## Exercise data
= = = = = = =

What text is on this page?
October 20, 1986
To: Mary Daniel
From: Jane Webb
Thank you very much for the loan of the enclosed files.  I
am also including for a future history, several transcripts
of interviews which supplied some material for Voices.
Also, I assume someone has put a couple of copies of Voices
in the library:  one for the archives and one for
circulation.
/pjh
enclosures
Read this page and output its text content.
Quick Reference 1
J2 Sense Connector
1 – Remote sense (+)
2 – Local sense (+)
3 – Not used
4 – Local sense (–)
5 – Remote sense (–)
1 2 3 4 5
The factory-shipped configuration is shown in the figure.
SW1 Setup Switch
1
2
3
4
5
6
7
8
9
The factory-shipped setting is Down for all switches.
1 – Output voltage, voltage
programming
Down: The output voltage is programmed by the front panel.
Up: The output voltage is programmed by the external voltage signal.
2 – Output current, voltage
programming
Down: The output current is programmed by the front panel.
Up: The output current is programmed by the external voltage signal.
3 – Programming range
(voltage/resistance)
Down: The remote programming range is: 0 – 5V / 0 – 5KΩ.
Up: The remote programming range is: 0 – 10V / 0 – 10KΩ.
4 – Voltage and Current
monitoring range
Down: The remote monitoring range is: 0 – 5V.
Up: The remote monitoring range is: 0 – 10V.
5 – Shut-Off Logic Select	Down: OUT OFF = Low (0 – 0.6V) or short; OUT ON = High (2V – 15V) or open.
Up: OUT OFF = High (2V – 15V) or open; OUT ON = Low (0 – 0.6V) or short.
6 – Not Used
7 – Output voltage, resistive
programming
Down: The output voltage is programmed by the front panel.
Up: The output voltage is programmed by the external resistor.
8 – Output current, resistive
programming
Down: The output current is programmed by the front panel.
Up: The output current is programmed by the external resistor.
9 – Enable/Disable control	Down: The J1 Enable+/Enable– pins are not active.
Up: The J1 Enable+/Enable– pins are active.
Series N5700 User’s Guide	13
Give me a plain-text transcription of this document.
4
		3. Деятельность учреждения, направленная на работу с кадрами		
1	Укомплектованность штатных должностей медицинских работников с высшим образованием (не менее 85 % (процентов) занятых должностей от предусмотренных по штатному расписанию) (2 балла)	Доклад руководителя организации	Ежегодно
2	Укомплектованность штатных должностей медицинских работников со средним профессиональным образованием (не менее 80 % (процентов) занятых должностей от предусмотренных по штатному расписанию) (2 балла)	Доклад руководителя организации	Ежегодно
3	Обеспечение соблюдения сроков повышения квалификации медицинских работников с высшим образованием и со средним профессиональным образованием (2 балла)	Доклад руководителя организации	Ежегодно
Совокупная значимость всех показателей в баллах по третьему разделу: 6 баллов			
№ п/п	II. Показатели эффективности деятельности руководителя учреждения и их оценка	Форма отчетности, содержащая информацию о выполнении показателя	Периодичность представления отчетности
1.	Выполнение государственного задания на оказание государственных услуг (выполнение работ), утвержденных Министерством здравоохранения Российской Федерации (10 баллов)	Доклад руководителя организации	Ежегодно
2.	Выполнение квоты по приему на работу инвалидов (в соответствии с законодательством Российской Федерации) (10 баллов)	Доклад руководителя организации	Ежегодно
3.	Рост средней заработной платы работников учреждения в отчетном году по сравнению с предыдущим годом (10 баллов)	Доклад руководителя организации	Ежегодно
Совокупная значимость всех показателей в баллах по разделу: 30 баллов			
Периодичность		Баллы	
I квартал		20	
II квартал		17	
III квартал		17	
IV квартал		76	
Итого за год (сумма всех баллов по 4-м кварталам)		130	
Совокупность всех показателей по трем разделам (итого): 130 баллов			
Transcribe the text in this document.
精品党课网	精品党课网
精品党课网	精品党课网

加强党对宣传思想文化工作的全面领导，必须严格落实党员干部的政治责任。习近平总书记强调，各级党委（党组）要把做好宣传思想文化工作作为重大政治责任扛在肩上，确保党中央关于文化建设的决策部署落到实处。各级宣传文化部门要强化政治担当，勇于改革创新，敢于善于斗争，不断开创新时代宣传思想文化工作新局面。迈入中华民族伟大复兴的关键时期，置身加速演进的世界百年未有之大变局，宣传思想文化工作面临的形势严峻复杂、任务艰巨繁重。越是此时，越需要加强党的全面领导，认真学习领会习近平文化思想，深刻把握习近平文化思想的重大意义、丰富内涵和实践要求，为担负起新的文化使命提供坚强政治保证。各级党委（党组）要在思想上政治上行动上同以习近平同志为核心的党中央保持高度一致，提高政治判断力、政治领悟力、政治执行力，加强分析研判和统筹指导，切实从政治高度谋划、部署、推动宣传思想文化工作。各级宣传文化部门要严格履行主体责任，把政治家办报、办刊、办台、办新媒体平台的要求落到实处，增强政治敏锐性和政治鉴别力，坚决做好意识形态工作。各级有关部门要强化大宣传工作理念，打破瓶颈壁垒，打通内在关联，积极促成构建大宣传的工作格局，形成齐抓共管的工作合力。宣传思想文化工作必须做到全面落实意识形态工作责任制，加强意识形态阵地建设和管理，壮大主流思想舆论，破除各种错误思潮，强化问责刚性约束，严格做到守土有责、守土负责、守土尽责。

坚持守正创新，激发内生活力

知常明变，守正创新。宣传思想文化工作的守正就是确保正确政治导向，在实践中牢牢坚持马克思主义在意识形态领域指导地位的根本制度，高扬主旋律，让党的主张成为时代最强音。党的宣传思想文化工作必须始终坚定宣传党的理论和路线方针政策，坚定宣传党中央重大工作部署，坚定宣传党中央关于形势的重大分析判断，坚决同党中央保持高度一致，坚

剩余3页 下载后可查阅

= = = = = = =

## What the task requires
Lines that include the word "занятых" are to be extracted from the data above.

## Result
1	Укомплектованность штатных должностей медицинских работников с высшим образованием (не менее 85 % (процентов) занятых должностей от предусмотренных по штатному расписанию) (2 балла)	Доклад руководителя организации	Ежегодно
2	Укомплектованность штатных должностей медицинских работников со средним профессиональным образованием (не менее 80 % (процентов) занятых должностей от предусмотренных по штатному расписанию) (2 балла)	Доклад руководителя организации	Ежегодно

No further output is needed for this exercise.